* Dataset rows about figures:
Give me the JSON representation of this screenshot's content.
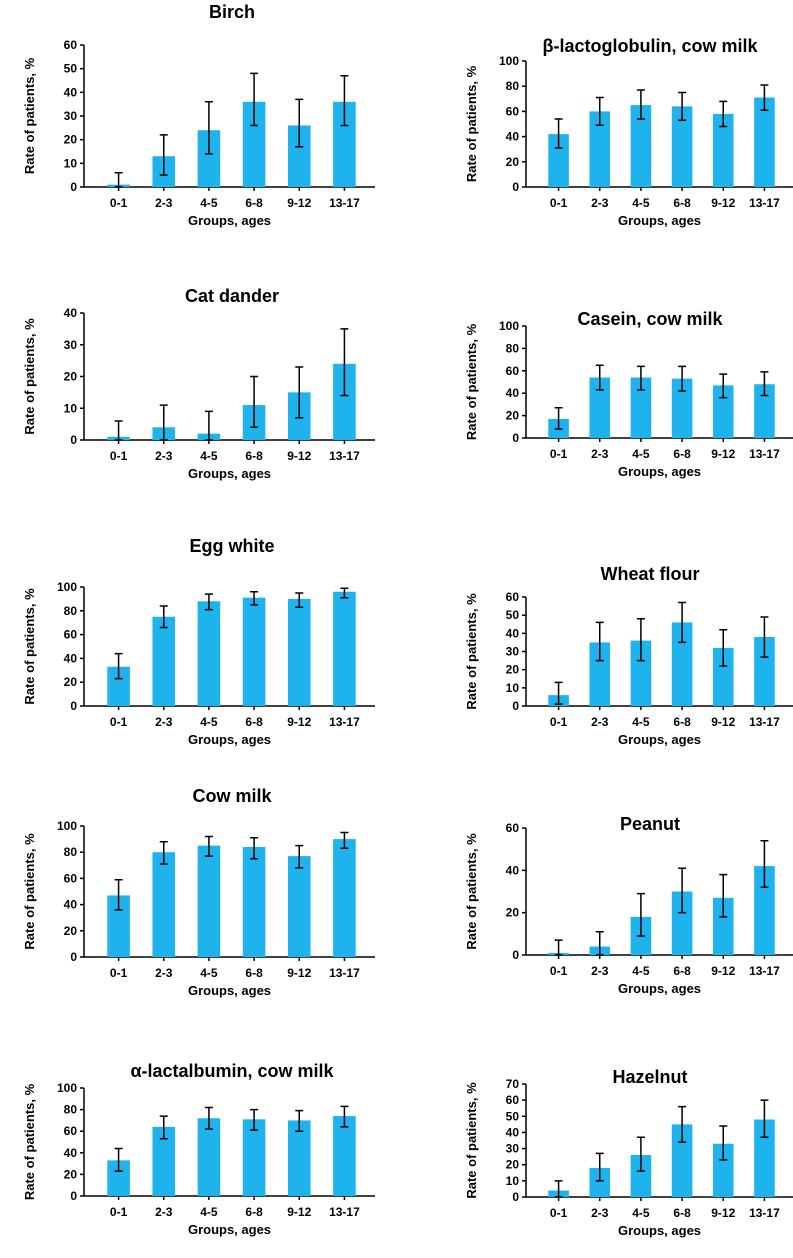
{
  "colors": {
    "bar": "#1fb3ee",
    "axis": "#000000"
  },
  "chart_data": [
    {
      "type": "bar",
      "title": "Birch",
      "xlabel": "Groups, ages",
      "ylabel": "Rate of patients, %",
      "categories": [
        "0-1",
        "2-3",
        "4-5",
        "6-8",
        "9-12",
        "13-17"
      ],
      "values": [
        1,
        13,
        24,
        36,
        26,
        36
      ],
      "error": [
        [
          0,
          6
        ],
        [
          5,
          22
        ],
        [
          14,
          36
        ],
        [
          26,
          48
        ],
        [
          17,
          37
        ],
        [
          26,
          47
        ]
      ],
      "ylim": [
        0,
        60
      ],
      "yticks": [
        0,
        10,
        20,
        30,
        40,
        50,
        60
      ],
      "grid": false
    },
    {
      "type": "bar",
      "title": "β-lactoglobulin, cow milk",
      "xlabel": "Groups, ages",
      "ylabel": "Rate of patients, %",
      "categories": [
        "0-1",
        "2-3",
        "4-5",
        "6-8",
        "9-12",
        "13-17"
      ],
      "values": [
        42,
        60,
        65,
        64,
        58,
        71
      ],
      "error": [
        [
          31,
          54
        ],
        [
          49,
          71
        ],
        [
          54,
          77
        ],
        [
          53,
          75
        ],
        [
          48,
          68
        ],
        [
          61,
          81
        ]
      ],
      "ylim": [
        0,
        100
      ],
      "yticks": [
        0,
        20,
        40,
        60,
        80,
        100
      ],
      "grid": false
    },
    {
      "type": "bar",
      "title": "Cat dander",
      "xlabel": "Groups, ages",
      "ylabel": "Rate of patients, %",
      "categories": [
        "0-1",
        "2-3",
        "4-5",
        "6-8",
        "9-12",
        "13-17"
      ],
      "values": [
        1,
        4,
        2,
        11,
        15,
        24
      ],
      "error": [
        [
          0,
          6
        ],
        [
          0,
          11
        ],
        [
          0,
          9
        ],
        [
          4,
          20
        ],
        [
          7,
          23
        ],
        [
          14,
          35
        ]
      ],
      "ylim": [
        0,
        40
      ],
      "yticks": [
        0,
        10,
        20,
        30,
        40
      ],
      "grid": false
    },
    {
      "type": "bar",
      "title": "Casein, cow milk",
      "xlabel": "Groups, ages",
      "ylabel": "Rate of patients, %",
      "categories": [
        "0-1",
        "2-3",
        "4-5",
        "6-8",
        "9-12",
        "13-17"
      ],
      "values": [
        17,
        54,
        54,
        53,
        47,
        48
      ],
      "error": [
        [
          8,
          27
        ],
        [
          43,
          65
        ],
        [
          43,
          64
        ],
        [
          42,
          64
        ],
        [
          36,
          57
        ],
        [
          38,
          59
        ]
      ],
      "ylim": [
        0,
        100
      ],
      "yticks": [
        0,
        20,
        40,
        60,
        80,
        100
      ],
      "grid": false
    },
    {
      "type": "bar",
      "title": "Egg white",
      "xlabel": "Groups, ages",
      "ylabel": "Rate of patients, %",
      "categories": [
        "0-1",
        "2-3",
        "4-5",
        "6-8",
        "9-12",
        "13-17"
      ],
      "values": [
        33,
        75,
        88,
        91,
        90,
        96
      ],
      "error": [
        [
          23,
          44
        ],
        [
          66,
          84
        ],
        [
          81,
          94
        ],
        [
          85,
          96
        ],
        [
          83,
          95
        ],
        [
          91,
          99
        ]
      ],
      "ylim": [
        0,
        100
      ],
      "yticks": [
        0,
        20,
        40,
        60,
        80,
        100
      ],
      "grid": false
    },
    {
      "type": "bar",
      "title": "Wheat flour",
      "xlabel": "Groups, ages",
      "ylabel": "Rate of patients, %",
      "categories": [
        "0-1",
        "2-3",
        "4-5",
        "6-8",
        "9-12",
        "13-17"
      ],
      "values": [
        6,
        35,
        36,
        46,
        32,
        38
      ],
      "error": [
        [
          1,
          13
        ],
        [
          25,
          46
        ],
        [
          25,
          48
        ],
        [
          35,
          57
        ],
        [
          22,
          42
        ],
        [
          27,
          49
        ]
      ],
      "ylim": [
        0,
        60
      ],
      "yticks": [
        0,
        10,
        20,
        30,
        40,
        50,
        60
      ],
      "grid": false
    },
    {
      "type": "bar",
      "title": "Cow milk",
      "xlabel": "Groups, ages",
      "ylabel": "Rate of patients, %",
      "categories": [
        "0-1",
        "2-3",
        "4-5",
        "6-8",
        "9-12",
        "13-17"
      ],
      "values": [
        47,
        80,
        85,
        84,
        77,
        90
      ],
      "error": [
        [
          36,
          59
        ],
        [
          71,
          88
        ],
        [
          77,
          92
        ],
        [
          75,
          91
        ],
        [
          68,
          85
        ],
        [
          83,
          95
        ]
      ],
      "ylim": [
        0,
        100
      ],
      "yticks": [
        0,
        20,
        40,
        60,
        80,
        100
      ],
      "grid": false
    },
    {
      "type": "bar",
      "title": "Peanut",
      "xlabel": "Groups, ages",
      "ylabel": "Rate of patients, %",
      "categories": [
        "0-1",
        "2-3",
        "4-5",
        "6-8",
        "9-12",
        "13-17"
      ],
      "values": [
        1,
        4,
        18,
        30,
        27,
        42
      ],
      "error": [
        [
          0,
          7
        ],
        [
          0,
          11
        ],
        [
          9,
          29
        ],
        [
          20,
          41
        ],
        [
          18,
          38
        ],
        [
          32,
          54
        ]
      ],
      "ylim": [
        0,
        60
      ],
      "yticks": [
        0,
        20,
        40,
        60
      ],
      "grid": false
    },
    {
      "type": "bar",
      "title": "α-lactalbumin, cow milk",
      "xlabel": "Groups, ages",
      "ylabel": "Rate of patients, %",
      "categories": [
        "0-1",
        "2-3",
        "4-5",
        "6-8",
        "9-12",
        "13-17"
      ],
      "values": [
        33,
        64,
        72,
        71,
        70,
        74
      ],
      "error": [
        [
          23,
          44
        ],
        [
          53,
          74
        ],
        [
          62,
          82
        ],
        [
          61,
          80
        ],
        [
          60,
          79
        ],
        [
          64,
          83
        ]
      ],
      "ylim": [
        0,
        100
      ],
      "yticks": [
        0,
        20,
        40,
        60,
        80,
        100
      ],
      "grid": false
    },
    {
      "type": "bar",
      "title": "Hazelnut",
      "xlabel": "Groups, ages",
      "ylabel": "Rate of patients, %",
      "categories": [
        "0-1",
        "2-3",
        "4-5",
        "6-8",
        "9-12",
        "13-17"
      ],
      "values": [
        4,
        18,
        26,
        45,
        33,
        48
      ],
      "error": [
        [
          0,
          10
        ],
        [
          10,
          27
        ],
        [
          16,
          37
        ],
        [
          34,
          56
        ],
        [
          23,
          44
        ],
        [
          37,
          60
        ]
      ],
      "ylim": [
        0,
        70
      ],
      "yticks": [
        0,
        10,
        20,
        30,
        40,
        50,
        60,
        70
      ],
      "grid": false
    }
  ]
}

* About this exercise: Each line of the entries above that has the word "milk" is to be copied.

* Task solution:
      "title": "β-lactoglobulin, cow milk",
      "title": "Casein, cow milk",
      "title": "Cow milk",
      "title": "α-lactalbumin, cow milk",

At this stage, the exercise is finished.